What the task asks. Omit any picture, and return the remaining data exactly as written.

Dataset records.
^^^^^^^^

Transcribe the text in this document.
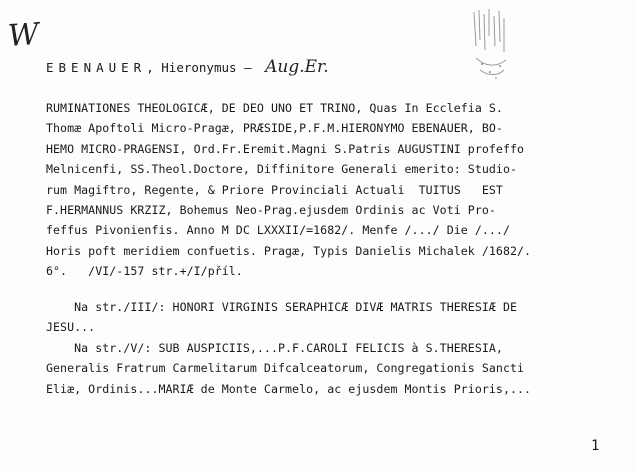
W
EBENAUER, Hieronymus – Aug.Er.
RUMINATIONES THEOLOGICÆ, DE DEO UNO ET TRINO, Quas In Ecclefia S.
Thomæ Apoftoli Micro-Pragæ, PRÆSIDE,P.F.M.HIERONYMO EBENAUER, BO-
HEMO MICRO-PRAGENSI, Ord.Fr.Eremit.Magni S.Patris AUGUSTINI profeffo
Melnicenfi, SS.Theol.Doctore, Diffinitore Generali emerito: Studio-
rum Magiftro, Regente, & Priore Provinciali Actuali  TUITUS   EST
F.HERMANNUS KRZIZ, Bohemus Neo-Prag.ejusdem Ordinis ac Voti Pro-
feffus Pivonienfis. Anno M DC LXXXII/=1682/. Menfe /.../ Die /.../
Horis poft meridiem confuetis. Pragæ, Typis Danielis Michalek /1682/.
6°.   /VI/-157 str.+/I/příl.
Na str./III/: HONORI VIRGINIS SERAPHICÆ DIVÆ MATRIS THERESIÆ DE
JESU...
Na str./V/: SUB AUSPICIIS,...P.F.CAROLI FELICIS à S.THERESIA,
Generalis Fratrum Carmelitarum Difcalceatorum, Congregationis Sancti
Eliæ, Ordinis...MARIÆ de Monte Carmelo, ac ejusdem Montis Prioris,...
1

^^^^^^^^

Task result.
Transcribe the text in this document.
W
EBENAUER, Hieronymus – Aug.Er.
RUMINATIONES THEOLOGICÆ, DE DEO UNO ET TRINO, Quas In Ecclefia S.
Thomæ Apoftoli Micro-Pragæ, PRÆSIDE,P.F.M.HIERONYMO EBENAUER, BO-
HEMO MICRO-PRAGENSI, Ord.Fr.Eremit.Magni S.Patris AUGUSTINI profeffo
Melnicenfi, SS.Theol.Doctore, Diffinitore Generali emerito: Studio-
rum Magiftro, Regente, & Priore Provinciali Actuali  TUITUS   EST
F.HERMANNUS KRZIZ, Bohemus Neo-Prag.ejusdem Ordinis ac Voti Pro-
feffus Pivonienfis. Anno M DC LXXXII/=1682/. Menfe /.../ Die /.../
Horis poft meridiem confuetis. Pragæ, Typis Danielis Michalek /1682/.
6°.   /VI/-157 str.+/I/příl.
Na str./III/: HONORI VIRGINIS SERAPHICÆ DIVÆ MATRIS THERESIÆ DE
JESU...
Na str./V/: SUB AUSPICIIS,...P.F.CAROLI FELICIS à S.THERESIA,
Generalis Fratrum Carmelitarum Difcalceatorum, Congregationis Sancti
Eliæ, Ordinis...MARIÆ de Monte Carmelo, ac ejusdem Montis Prioris,...
1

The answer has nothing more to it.